Print every record below exactly as written.

-- Record list start --

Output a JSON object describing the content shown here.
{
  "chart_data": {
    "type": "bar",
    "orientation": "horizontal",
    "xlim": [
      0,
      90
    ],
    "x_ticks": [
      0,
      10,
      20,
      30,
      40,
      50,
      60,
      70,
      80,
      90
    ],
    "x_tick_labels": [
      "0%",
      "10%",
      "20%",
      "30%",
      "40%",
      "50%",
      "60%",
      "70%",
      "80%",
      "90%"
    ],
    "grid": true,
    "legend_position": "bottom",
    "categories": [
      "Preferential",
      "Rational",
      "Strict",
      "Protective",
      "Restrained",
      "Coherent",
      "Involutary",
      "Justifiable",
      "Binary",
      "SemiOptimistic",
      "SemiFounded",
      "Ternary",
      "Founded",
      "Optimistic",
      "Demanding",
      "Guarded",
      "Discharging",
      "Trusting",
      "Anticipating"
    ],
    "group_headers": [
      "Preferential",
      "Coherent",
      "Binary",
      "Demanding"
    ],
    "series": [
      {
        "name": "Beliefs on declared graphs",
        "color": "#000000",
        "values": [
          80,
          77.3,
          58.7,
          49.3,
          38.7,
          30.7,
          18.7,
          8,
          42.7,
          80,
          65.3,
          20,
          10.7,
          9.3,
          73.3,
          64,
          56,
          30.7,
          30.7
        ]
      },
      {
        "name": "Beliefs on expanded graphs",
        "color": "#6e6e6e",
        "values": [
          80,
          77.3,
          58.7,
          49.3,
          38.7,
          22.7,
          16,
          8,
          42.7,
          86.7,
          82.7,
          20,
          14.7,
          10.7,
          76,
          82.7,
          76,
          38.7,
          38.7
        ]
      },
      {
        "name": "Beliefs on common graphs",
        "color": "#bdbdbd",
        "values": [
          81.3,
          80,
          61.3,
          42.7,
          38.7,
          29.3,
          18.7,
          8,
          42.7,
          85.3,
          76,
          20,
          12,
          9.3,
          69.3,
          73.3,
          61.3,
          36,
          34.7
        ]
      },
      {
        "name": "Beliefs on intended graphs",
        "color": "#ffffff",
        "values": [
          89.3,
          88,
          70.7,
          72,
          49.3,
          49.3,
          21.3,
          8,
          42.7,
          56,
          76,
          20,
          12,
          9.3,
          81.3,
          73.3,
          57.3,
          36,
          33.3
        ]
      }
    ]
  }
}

-- Record list end --

-- Correct output --
Output a JSON object describing the content shown here.
{
  "chart_data": {
    "type": "bar",
    "orientation": "horizontal",
    "xlim": [
      0,
      90
    ],
    "x_ticks": [
      0,
      10,
      20,
      30,
      40,
      50,
      60,
      70,
      80,
      90
    ],
    "x_tick_labels": [
      "0%",
      "10%",
      "20%",
      "30%",
      "40%",
      "50%",
      "60%",
      "70%",
      "80%",
      "90%"
    ],
    "grid": true,
    "legend_position": "bottom",
    "categories": [
      "Preferential",
      "Rational",
      "Strict",
      "Protective",
      "Restrained",
      "Coherent",
      "Involutary",
      "Justifiable",
      "Binary",
      "SemiOptimistic",
      "SemiFounded",
      "Ternary",
      "Founded",
      "Optimistic",
      "Demanding",
      "Guarded",
      "Discharging",
      "Trusting",
      "Anticipating"
    ],
    "group_headers": [
      "Preferential",
      "Coherent",
      "Binary",
      "Demanding"
    ],
    "series": [
      {
        "name": "Beliefs on declared graphs",
        "color": "#000000",
        "values": [
          80,
          77.3,
          58.7,
          49.3,
          38.7,
          30.7,
          18.7,
          8,
          42.7,
          80,
          65.3,
          20,
          10.7,
          9.3,
          73.3,
          64,
          56,
          30.7,
          30.7
        ]
      },
      {
        "name": "Beliefs on expanded graphs",
        "color": "#6e6e6e",
        "values": [
          80,
          77.3,
          58.7,
          49.3,
          38.7,
          22.7,
          16,
          8,
          42.7,
          86.7,
          82.7,
          20,
          14.7,
          10.7,
          76,
          82.7,
          76,
          38.7,
          38.7
        ]
      },
      {
        "name": "Beliefs on common graphs",
        "color": "#bdbdbd",
        "values": [
          81.3,
          80,
          61.3,
          42.7,
          38.7,
          29.3,
          18.7,
          8,
          42.7,
          85.3,
          76,
          20,
          12,
          9.3,
          69.3,
          73.3,
          61.3,
          36,
          34.7
        ]
      },
      {
        "name": "Beliefs on intended graphs",
        "color": "#ffffff",
        "values": [
          89.3,
          88,
          70.7,
          72,
          49.3,
          49.3,
          21.3,
          8,
          42.7,
          56,
          76,
          20,
          12,
          9.3,
          81.3,
          73.3,
          57.3,
          36,
          33.3
        ]
      }
    ]
  }
}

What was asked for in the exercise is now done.